Print the entries below word for word; the pictures stay out of your copy.

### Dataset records
====

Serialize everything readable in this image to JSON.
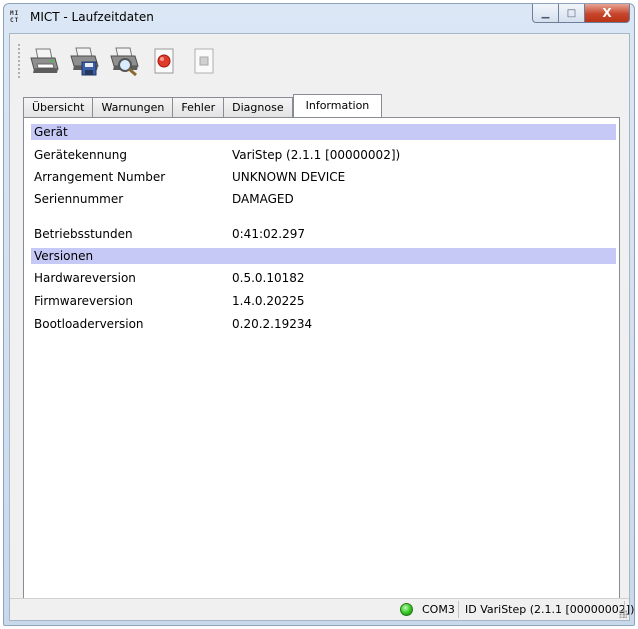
{
  "window": {
    "title": "MICT - Laufzeitdaten",
    "app_icon_text": "MI CT",
    "min_label": "▁",
    "max_label": "□",
    "close_label": "X"
  },
  "toolbar": {
    "buttons": [
      "print-icon",
      "save-icon",
      "print-preview-icon",
      "record-icon",
      "stop-icon"
    ]
  },
  "tabs": [
    {
      "label": "Übersicht"
    },
    {
      "label": "Warnungen"
    },
    {
      "label": "Fehler"
    },
    {
      "label": "Diagnose"
    },
    {
      "label": "Information",
      "active": true
    }
  ],
  "info": {
    "section_device": "Gerät",
    "device_id_label": "Gerätekennung",
    "device_id_value": "VariStep (2.1.1 [00000002])",
    "arrangement_label": "Arrangement Number",
    "arrangement_value": "UNKNOWN DEVICE",
    "serial_label": "Seriennummer",
    "serial_value": "DAMAGED",
    "hours_label": "Betriebsstunden",
    "hours_value": "0:41:02.297",
    "section_versions": "Versionen",
    "hw_label": "Hardwareversion",
    "hw_value": "0.5.0.10182",
    "fw_label": "Firmwareversion",
    "fw_value": "1.4.0.20225",
    "bl_label": "Bootloaderversion",
    "bl_value": "0.20.2.19234"
  },
  "status": {
    "port": "COM3",
    "device": "ID VariStep (2.1.1 [00000002])",
    "connection_color": "#2fc21d"
  },
  "colors": {
    "section_bar": "#c6c9f5",
    "close_button": "#c7452b"
  }
}
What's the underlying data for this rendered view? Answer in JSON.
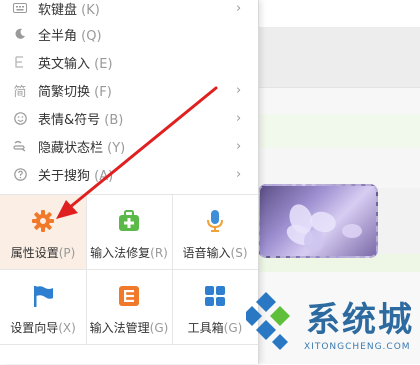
{
  "menu": {
    "items": [
      {
        "label": "软键盘",
        "key": "(K)",
        "icon": "keyboard-icon"
      },
      {
        "label": "全半角",
        "key": "(Q)",
        "icon": "moon-icon"
      },
      {
        "label": "英文输入",
        "key": "(E)",
        "icon": "letter-e-icon"
      },
      {
        "label": "简繁切换",
        "key": "(F)",
        "icon": "jian-char-icon"
      },
      {
        "label": "表情&符号",
        "key": "(B)",
        "icon": "smile-icon"
      },
      {
        "label": "隐藏状态栏",
        "key": "(Y)",
        "icon": "hide-bar-icon"
      },
      {
        "label": "关于搜狗",
        "key": "(A)",
        "icon": "help-icon"
      }
    ],
    "tools": [
      {
        "label": "属性设置",
        "key": "(P)",
        "icon": "gear-icon",
        "color": "#f07a2a"
      },
      {
        "label": "输入法修复",
        "key": "(R)",
        "icon": "repair-kit-icon",
        "color": "#5bb94a"
      },
      {
        "label": "语音输入",
        "key": "(S)",
        "icon": "microphone-icon",
        "color": "#3f8fd8"
      },
      {
        "label": "设置向导",
        "key": "(X)",
        "icon": "flag-icon",
        "color": "#2f7fd0"
      },
      {
        "label": "输入法管理",
        "key": "(G)",
        "icon": "manage-icon",
        "color": "#f07a2a"
      },
      {
        "label": "工具箱",
        "key": "(G)",
        "icon": "toolbox-icon",
        "color": "#2f7fd0"
      }
    ]
  },
  "watermark": {
    "title": "系统城",
    "url": "XITONGCHENG.COM"
  },
  "colors": {
    "arrow": "#e02020",
    "active_cell": "#fbeee4"
  }
}
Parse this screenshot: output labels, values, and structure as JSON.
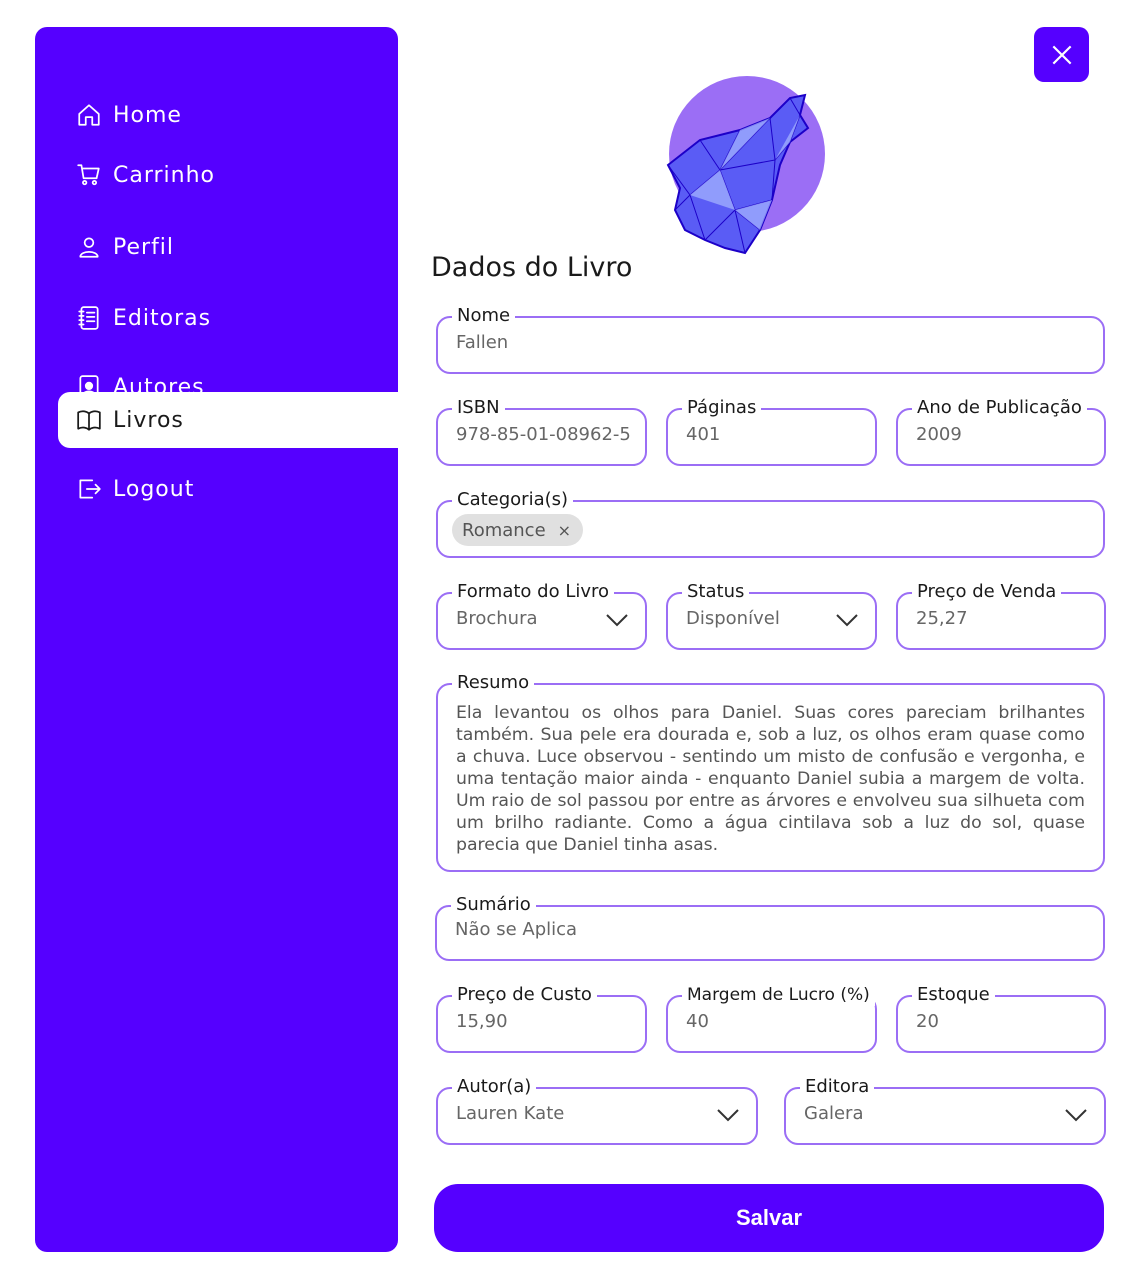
{
  "sidebar": {
    "items": [
      {
        "label": "Home",
        "icon": "home-icon"
      },
      {
        "label": "Carrinho",
        "icon": "cart-icon"
      },
      {
        "label": "Perfil",
        "icon": "user-icon"
      },
      {
        "label": "Editoras",
        "icon": "notebook-icon"
      },
      {
        "label": "Autores",
        "icon": "author-icon"
      },
      {
        "label": "Livros",
        "icon": "book-icon",
        "active": true
      },
      {
        "label": "Logout",
        "icon": "logout-icon"
      }
    ]
  },
  "header": {
    "close_icon": "close-icon"
  },
  "form": {
    "title": "Dados do Livro",
    "nome": {
      "label": "Nome",
      "value": "Fallen"
    },
    "isbn": {
      "label": "ISBN",
      "value": "978-85-01-08962-5"
    },
    "paginas": {
      "label": "Páginas",
      "value": "401"
    },
    "ano": {
      "label": "Ano de Publicação",
      "value": "2009"
    },
    "categorias": {
      "label": "Categoria(s)",
      "chips": [
        "Romance"
      ],
      "remove_glyph": "×"
    },
    "formato": {
      "label": "Formato do Livro",
      "value": "Brochura"
    },
    "status": {
      "label": "Status",
      "value": "Disponível"
    },
    "preco_venda": {
      "label": "Preço de Venda",
      "value": "25,27"
    },
    "resumo": {
      "label": "Resumo",
      "value": "Ela levantou os olhos para Daniel. Suas cores pareciam brilhantes também. Sua pele era dourada e, sob a luz, os olhos eram quase como a chuva. Luce observou - sentindo um misto de confusão e vergonha, e uma tentação maior ainda - enquanto Daniel subia a margem de volta. Um raio de sol passou por entre as árvores e envolveu sua silhueta com um brilho radiante. Como a água cintilava sob a luz do sol, quase parecia que Daniel tinha asas."
    },
    "sumario": {
      "label": "Sumário",
      "value": "Não se Aplica"
    },
    "preco_custo": {
      "label": "Preço de Custo",
      "value": "15,90"
    },
    "margem": {
      "label": "Margem de Lucro (%)",
      "value": "40"
    },
    "estoque": {
      "label": "Estoque",
      "value": "20"
    },
    "autor": {
      "label": "Autor(a)",
      "value": "Lauren Kate"
    },
    "editora": {
      "label": "Editora",
      "value": "Galera"
    },
    "save_label": "Salvar"
  },
  "colors": {
    "accent": "#5500ff",
    "border": "#9b6ef5",
    "logo_circle": "#9b6ef5"
  }
}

====

### FINAL ANSWER
Serialize everything readable in this image to JSON.
{
  "window": {
    "title": "MICT - Laufzeitdaten",
    "app_icon_text": "MI CT",
    "min_label": "▁",
    "max_label": "□",
    "close_label": "X"
  },
  "toolbar": {
    "buttons": [
      "print-icon",
      "save-icon",
      "print-preview-icon",
      "record-icon",
      "stop-icon"
    ]
  },
  "tabs": [
    {
      "label": "Übersicht"
    },
    {
      "label": "Warnungen"
    },
    {
      "label": "Fehler"
    },
    {
      "label": "Diagnose"
    },
    {
      "label": "Information",
      "active": true
    }
  ],
  "info": {
    "section_device": "Gerät",
    "device_id_label": "Gerätekennung",
    "device_id_value": "VariStep (2.1.1 [00000002])",
    "arrangement_label": "Arrangement Number",
    "arrangement_value": "UNKNOWN DEVICE",
    "serial_label": "Seriennummer",
    "serial_value": "DAMAGED",
    "hours_label": "Betriebsstunden",
    "hours_value": "0:41:02.297",
    "section_versions": "Versionen",
    "hw_label": "Hardwareversion",
    "hw_value": "0.5.0.10182",
    "fw_label": "Firmwareversion",
    "fw_value": "1.4.0.20225",
    "bl_label": "Bootloaderversion",
    "bl_value": "0.20.2.19234"
  },
  "status": {
    "port": "COM3",
    "device": "ID VariStep (2.1.1 [00000002])",
    "connection_color": "#2fc21d"
  },
  "colors": {
    "section_bar": "#c6c9f5",
    "close_button": "#c7452b"
  }
}
What's the underlying data for this rendered view? Answer in JSON.
{
  "menu": {
    "items": [
      {
        "label": "软键盘",
        "key": "(K)",
        "icon": "keyboard-icon"
      },
      {
        "label": "全半角",
        "key": "(Q)",
        "icon": "moon-icon"
      },
      {
        "label": "英文输入",
        "key": "(E)",
        "icon": "letter-e-icon"
      },
      {
        "label": "简繁切换",
        "key": "(F)",
        "icon": "jian-char-icon"
      },
      {
        "label": "表情&符号",
        "key": "(B)",
        "icon": "smile-icon"
      },
      {
        "label": "隐藏状态栏",
        "key": "(Y)",
        "icon": "hide-bar-icon"
      },
      {
        "label": "关于搜狗",
        "key": "(A)",
        "icon": "help-icon"
      }
    ],
    "tools": [
      {
        "label": "属性设置",
        "key": "(P)",
        "icon": "gear-icon",
        "color": "#f07a2a"
      },
      {
        "label": "输入法修复",
        "key": "(R)",
        "icon": "repair-kit-icon",
        "color": "#5bb94a"
      },
      {
        "label": "语音输入",
        "key": "(S)",
        "icon": "microphone-icon",
        "color": "#3f8fd8"
      },
      {
        "label": "设置向导",
        "key": "(X)",
        "icon": "flag-icon",
        "color": "#2f7fd0"
      },
      {
        "label": "输入法管理",
        "key": "(G)",
        "icon": "manage-icon",
        "color": "#f07a2a"
      },
      {
        "label": "工具箱",
        "key": "(G)",
        "icon": "toolbox-icon",
        "color": "#2f7fd0"
      }
    ]
  },
  "watermark": {
    "title": "系统城",
    "url": "XITONGCHENG.COM"
  },
  "colors": {
    "arrow": "#e02020",
    "active_cell": "#fbeee4"
  }
}
Parse this screenshot: output labels, values, and structure as JSON.
{
  "sidebar": {
    "items": [
      {
        "label": "Home",
        "icon": "home-icon"
      },
      {
        "label": "Carrinho",
        "icon": "cart-icon"
      },
      {
        "label": "Perfil",
        "icon": "user-icon"
      },
      {
        "label": "Editoras",
        "icon": "notebook-icon"
      },
      {
        "label": "Autores",
        "icon": "author-icon"
      },
      {
        "label": "Livros",
        "icon": "book-icon",
        "active": true
      },
      {
        "label": "Logout",
        "icon": "logout-icon"
      }
    ]
  },
  "header": {
    "close_icon": "close-icon"
  },
  "form": {
    "title": "Dados do Livro",
    "nome": {
      "label": "Nome",
      "value": "Fallen"
    },
    "isbn": {
      "label": "ISBN",
      "value": "978-85-01-08962-5"
    },
    "paginas": {
      "label": "Páginas",
      "value": "401"
    },
    "ano": {
      "label": "Ano de Publicação",
      "value": "2009"
    },
    "categorias": {
      "label": "Categoria(s)",
      "chips": [
        "Romance"
      ],
      "remove_glyph": "×"
    },
    "formato": {
      "label": "Formato do Livro",
      "value": "Brochura"
    },
    "status": {
      "label": "Status",
      "value": "Disponível"
    },
    "preco_venda": {
      "label": "Preço de Venda",
      "value": "25,27"
    },
    "resumo": {
      "label": "Resumo",
      "value": "Ela levantou os olhos para Daniel. Suas cores pareciam brilhantes também. Sua pele era dourada e, sob a luz, os olhos eram quase como a chuva. Luce observou - sentindo um misto de confusão e vergonha, e uma tentação maior ainda - enquanto Daniel subia a margem de volta. Um raio de sol passou por entre as árvores e envolveu sua silhueta com um brilho radiante. Como a água cintilava sob a luz do sol, quase parecia que Daniel tinha asas."
    },
    "sumario": {
      "label": "Sumário",
      "value": "Não se Aplica"
    },
    "preco_custo": {
      "label": "Preço de Custo",
      "value": "15,90"
    },
    "margem": {
      "label": "Margem de Lucro (%)",
      "value": "40"
    },
    "estoque": {
      "label": "Estoque",
      "value": "20"
    },
    "autor": {
      "label": "Autor(a)",
      "value": "Lauren Kate"
    },
    "editora": {
      "label": "Editora",
      "value": "Galera"
    },
    "save_label": "Salvar"
  },
  "colors": {
    "accent": "#5500ff",
    "border": "#9b6ef5",
    "logo_circle": "#9b6ef5"
  }
}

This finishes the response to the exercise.